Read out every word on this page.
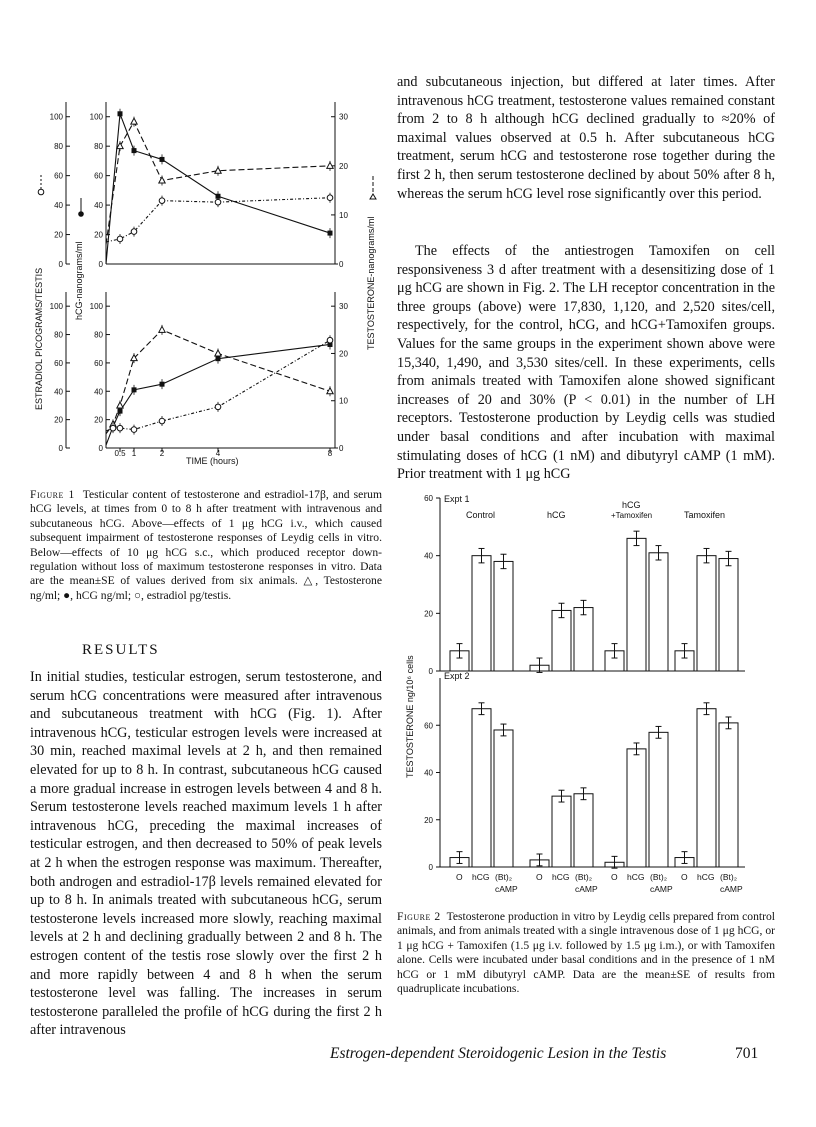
ESTRADIOL PICOGRAMS/TESTIS	hCG-nanograms/ml	TESTOSTERONE-nanograms/ml
0	0
20	20
40	40
60	60
80	80
100	100
0
10
20
30
0	0
20	20
40	40
60	60
80	80
100	100
0
10
20
30
0.5 1	2	4	8
TIME (hours)
Figure 1 Testicular content of testosterone and estradiol-17β, and serum hCG levels, at times from 0 to 8 h after treatment with intravenous and subcutaneous hCG. Above—effects of 1 μg hCG i.v., which caused subsequent impairment of testosterone responses of Leydig cells in vitro. Below—effects of 10 μg hCG s.c., which produced receptor down-regulation without loss of maximum testosterone responses in vitro. Data are the mean±SE of values derived from six animals. △, Testosterone ng/ml; ●, hCG ng/ml; ○, estradiol pg/testis.
RESULTS
In initial studies, testicular estrogen, serum testosterone, and serum hCG concentrations were measured after intravenous and subcutaneous treatment with hCG (Fig. 1). After intravenous hCG, testicular estrogen levels were increased at 30 min, reached maximal levels at 2 h, and then remained elevated for up to 8 h. In contrast, subcutaneous hCG caused a more gradual increase in estrogen levels between 4 and 8 h. Serum testosterone levels reached maximum levels 1 h after intravenous hCG, preceding the maximal increases of testicular estrogen, and then decreased to 50% of peak levels at 2 h when the estrogen response was maximum. Thereafter, both androgen and estradiol-17β levels remained elevated for up to 8 h. In animals treated with subcutaneous hCG, serum testosterone levels increased more slowly, reaching maximal levels at 2 h and declining gradually between 2 and 8 h. The estrogen content of the testis rose slowly over the first 2 h and more rapidly between 4 and 8 h when the serum testosterone level was falling. The increases in serum testosterone paralleled the profile of hCG during the first 2 h after intravenous
and subcutaneous injection, but differed at later times. After intravenous hCG treatment, testosterone values remained constant from 2 to 8 h although hCG declined gradually to ≈20% of maximal values observed at 0.5 h. After subcutaneous hCG treatment, serum hCG and testosterone rose together during the first 2 h, then serum testosterone declined by about 50% after 8 h, whereas the serum hCG level rose significantly over this period.
The effects of the antiestrogen Tamoxifen on cell responsiveness 3 d after treatment with a desensitizing dose of 1 μg hCG are shown in Fig. 2. The LH receptor concentration in the three groups (above) were 17,830, 1,120, and 2,520 sites/cell, respectively, for the control, hCG, and hCG+Tamoxifen groups. Values for the same groups in the experiment shown above were 15,340, 1,490, and 3,530 sites/cell. In these experiments, cells from animals treated with Tamoxifen alone showed significant increases of 20 and 30% (P < 0.01) in the number of LH receptors. Testosterone production by Leydig cells was studied under basal conditions and after incubation with maximal stimulating doses of hCG (1 nM) and dibutyryl cAMP (1 mM). Prior treatment with 1 μg hCG
TESTOSTERONE ng/10⁶ cells
Expt 1
Expt 2
Control	hCG
hCG
+Tamoxifen	Tamoxifen
0
20
40
60
0
20
40
60
O hCG (Bt)₂
cAMP
O hCG (Bt)₂
cAMP
O hCG (Bt)₂
cAMP
O hCG (Bt)₂
cAMP
Figure 2 Testosterone production in vitro by Leydig cells prepared from control animals, and from animals treated with a single intravenous dose of 1 μg hCG, or 1 μg hCG + Tamoxifen (1.5 μg i.v. followed by 1.5 μg i.m.), or with Tamoxifen alone. Cells were incubated under basal conditions and in the presence of 1 nM hCG or 1 mM dibutyryl cAMP. Data are the mean±SE of results from quadruplicate incubations.
Estrogen-dependent Steroidogenic Lesion in the Testis	701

════

● PROBLEM REQUIREMENTS
Copy out the lines of the data where the word "cells" can be found.

● WRITTEN SOLUTION
Figure 1 Testicular content of testosterone and estradiol-17β, and serum hCG levels, at times from 0 to 8 h after treatment with intravenous and subcutaneous hCG. Above—effects of 1 μg hCG i.v., which caused subsequent impairment of testosterone responses of Leydig cells in vitro. Below—effects of 10 μg hCG s.c., which produced receptor down-regulation without loss of maximum testosterone responses in vitro. Data are the mean±SE of values derived from six animals. △, Testosterone ng/ml; ●, hCG ng/ml; ○, estradiol pg/testis.
The effects of the antiestrogen Tamoxifen on cell responsiveness 3 d after treatment with a desensitizing dose of 1 μg hCG are shown in Fig. 2. The LH receptor concentration in the three groups (above) were 17,830, 1,120, and 2,520 sites/cell, respectively, for the control, hCG, and hCG+Tamoxifen groups. Values for the same groups in the experiment shown above were 15,340, 1,490, and 3,530 sites/cell. In these experiments, cells from animals treated with Tamoxifen alone showed significant increases of 20 and 30% (P < 0.01) in the number of LH receptors. Testosterone production by Leydig cells was studied under basal conditions and after incubation with maximal stimulating doses of hCG (1 nM) and dibutyryl cAMP (1 mM). Prior treatment with 1 μg hCG
TESTOSTERONE ng/10⁶ cells
Figure 2 Testosterone production in vitro by Leydig cells prepared from control animals, and from animals treated with a single intravenous dose of 1 μg hCG, or 1 μg hCG + Tamoxifen (1.5 μg i.v. followed by 1.5 μg i.m.), or with Tamoxifen alone. Cells were incubated under basal conditions and in the presence of 1 nM hCG or 1 mM dibutyryl cAMP. Data are the mean±SE of results from quadruplicate incubations.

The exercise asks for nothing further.